[PROBLEM 1]: Write out the entries from the start through the line containing "included-studies-box: Studies included", reproducing those lines exactly as they appear.

[EXTRACT]:
[CELEBORN-1960] Fix PauseSpentTime only append the interval check time

### What changes were proposed in this pull request?
Fix the pauseTime metrics count error.

### Why are the changes needed?
Assume that 0 is NONE PAUSED status, 1 is PAUSE PUSH, 2 is PAUSE PUSH AND REPLICATE.
Every check interval will record the status.
Here is the status changements:
0 -> 0 -> 1 -> 1 -> 1 -> 1 -> 2 -> 2 -> 2 -> 1 -> 1 -> 1 -> 0 -> 0 -> 0

The previous code only count the interval time and every interval time will update the pauseStartTime.
ps(pauseStartTime), pe(pauseEndTime)
0 -> 0 -> 1(ps)-> 1(ps ) -> 1(ps ) -> 1(ps) -> 2(rs) -> 2(rs) -> 2(re-rs) -> 1(ps) -> 1(ps) ->` _1(ps) -> 0(pe)_` -> 0 -> 0

It should be
0 -> 0 -> 1(ps)-> 1 -> 1-> 1 -> 2(rs) -> 2 -> 2 -> 1(re) -> 1-> 1 -> 0(pe) -> 0 -> 0

0 -> 0 -> 1(ps)-> 1-> 1 -> 0(pe) -> 0 -> 0

0 -> 0 -> 2(ps, rs)-> 2-> 2 -> 0(pe, re) -> 0

0 -> 0 -> 1(ps)-> 1-> 2(rs) -> 2 -> 0(pe, re)

0 -> 0 -> 2(ps, rs)-> 2-> 1(re) -> 1 -> 0(pe)

The pauseRpelicaTime should include pausePushTime.

### Does this PR introduce _any_ user-facing change?
No

### How was this patch tested?
UT

Closes #3207 from zaynt4606/clb1960.

Authored-by: zhengtao <shuaizhentao.szt@alibaba-inc.com>
Signed-off-by: Shuang <lvshuang.xjs@alibaba-inc.com>
This commit is contained in:
zhengtao 2025-05-15 23:15:28 +08:00 committed by Shuang
parent 88124d763a
commit e8ae23bc7a
2 changed files with 59 additions and 14 deletions

View File

@ -337,10 +337,13 @@ public class MemoryManager {
if (!tryResumeByPinnedMemory(servingState, lastState)) {
pausePushDataCounter.increment();
if (lastState == ServingState.PUSH_AND_REPLICATE_PAUSED) {
appendPauseSpentTime(lastState);
resumeReplicate();
} else {
logger.info("Trigger action: PAUSE PUSH");
pausePushDataStartTime = System.currentTimeMillis();
if (servingState != lastState) {
pausePushDataStartTime = System.currentTimeMillis();
logger.info("Trigger action: PAUSE PUSH");
}
resumingByPinnedMemory = false;
memoryPressureListeners.forEach(
memoryPressureListener ->
@ -362,13 +365,17 @@ public class MemoryManager {
case PUSH_AND_REPLICATE_PAUSED:
if (!tryResumeByPinnedMemory(servingState, lastState)) {
pausePushDataAndReplicateCounter.increment();
logger.info("Trigger action: PAUSE PUSH");
pausePushDataAndReplicateStartTime = System.currentTimeMillis();
if (servingState != lastState) {
pausePushDataAndReplicateStartTime = System.currentTimeMillis();
logger.info("Trigger action: PAUSE PUSH and REPLICATE");
if (lastState == ServingState.NONE_PAUSED) {
pausePushDataStartTime = pausePushDataAndReplicateStartTime;
}
}
resumingByPinnedMemory = false;
memoryPressureListeners.forEach(
memoryPressureListener ->
memoryPressureListener.onPause(TransportModuleConstants.PUSH_MODULE));
logger.info("Trigger action: PAUSE REPLICATE");
memoryPressureListeners.forEach(
memoryPressureListener ->
memoryPressureListener.onPause(TransportModuleConstants.REPLICATE_MODULE));
@ -517,10 +524,9 @@ public class MemoryManager {
private void appendPauseSpentTime(ServingState servingState) {
long nextPauseStartTime = System.currentTimeMillis();
if (servingState == ServingState.PUSH_PAUSED) {
pausePushDataTime += nextPauseStartTime - pausePushDataStartTime;
pausePushDataStartTime = nextPauseStartTime;
} else {
pausePushDataTime += nextPauseStartTime - pausePushDataStartTime;
pausePushDataStartTime = nextPauseStartTime;
if (servingState == ServingState.PUSH_AND_REPLICATE_PAUSED) {
pausePushDataAndReplicateTime += nextPauseStartTime - pausePushDataAndReplicateStartTime;
pausePushDataAndReplicateStartTime = nextPauseStartTime;
}

View File

@ -113,6 +113,7 @@ class MemoryManagerSuite extends CelebornFunSuite {
assert(pushListener.isPause)

[PROBLEM 2]: In the commit message, copy the stretch from "### What changes" through "record the status.", replacing "status" with "state" throughout.

[Box annotation data]
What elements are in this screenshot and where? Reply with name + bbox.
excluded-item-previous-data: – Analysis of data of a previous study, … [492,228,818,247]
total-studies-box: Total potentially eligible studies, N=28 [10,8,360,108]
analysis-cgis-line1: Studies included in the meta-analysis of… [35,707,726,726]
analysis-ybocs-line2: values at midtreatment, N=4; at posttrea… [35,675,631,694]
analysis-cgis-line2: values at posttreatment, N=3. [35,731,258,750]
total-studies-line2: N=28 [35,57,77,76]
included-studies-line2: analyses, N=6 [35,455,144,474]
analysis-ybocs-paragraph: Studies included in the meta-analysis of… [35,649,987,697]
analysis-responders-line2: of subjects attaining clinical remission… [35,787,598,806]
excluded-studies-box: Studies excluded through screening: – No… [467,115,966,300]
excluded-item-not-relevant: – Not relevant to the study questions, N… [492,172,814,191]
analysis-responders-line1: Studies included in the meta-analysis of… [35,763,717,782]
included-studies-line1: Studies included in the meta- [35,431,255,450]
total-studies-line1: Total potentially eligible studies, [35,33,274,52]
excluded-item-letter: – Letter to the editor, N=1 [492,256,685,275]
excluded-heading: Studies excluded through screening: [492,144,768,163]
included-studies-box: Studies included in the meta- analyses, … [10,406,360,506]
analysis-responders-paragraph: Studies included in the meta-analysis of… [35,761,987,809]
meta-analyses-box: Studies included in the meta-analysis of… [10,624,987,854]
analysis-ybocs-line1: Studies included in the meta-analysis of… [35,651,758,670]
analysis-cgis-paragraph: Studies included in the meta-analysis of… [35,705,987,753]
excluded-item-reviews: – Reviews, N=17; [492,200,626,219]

[PROBLEM SOLUTION 1]:
What elements are in this screenshot and where? Reply with name + bbox.
excluded-item-previous-data: – Analysis of data of a previous study, … [492,228,818,247]
total-studies-box: Total potentially eligible studies, N=28 [10,8,360,108]
analysis-cgis-line1: Studies included in the meta-analysis of… [35,707,726,726]
analysis-ybocs-line2: values at midtreatment, N=4; at posttrea… [35,675,631,694]
analysis-cgis-line2: values at posttreatment, N=3. [35,731,258,750]
total-studies-line2: N=28 [35,57,77,76]
included-studies-line2: analyses, N=6 [35,455,144,474]
analysis-ybocs-paragraph: Studies included in the meta-analysis of… [35,649,987,697]
analysis-responders-line2: of subjects attaining clinical remission… [35,787,598,806]
excluded-studies-box: Studies excluded through screening: – No… [467,115,966,300]
excluded-item-not-relevant: – Not relevant to the study questions, N… [492,172,814,191]
analysis-responders-line1: Studies included in the meta-analysis of… [35,763,717,782]
included-studies-line1: Studies included in the meta- [35,431,255,450]
total-studies-line1: Total potentially eligible studies, [35,33,274,52]
excluded-item-letter: – Letter to the editor, N=1 [492,256,685,275]
excluded-heading: Studies excluded through screening: [492,144,768,163]
included-studies-box: Studies included in the meta- analyses, … [10,406,360,506]

[PROBLEM SOLUTION 2]:
### What changes were proposed in this pull request?
Fix the pauseTime metrics count error.

### Why are the changes needed?
Assume that 0 is NONE PAUSED state, 1 is PAUSE PUSH, 2 is PAUSE PUSH AND REPLICATE.
Every check interval will record the state.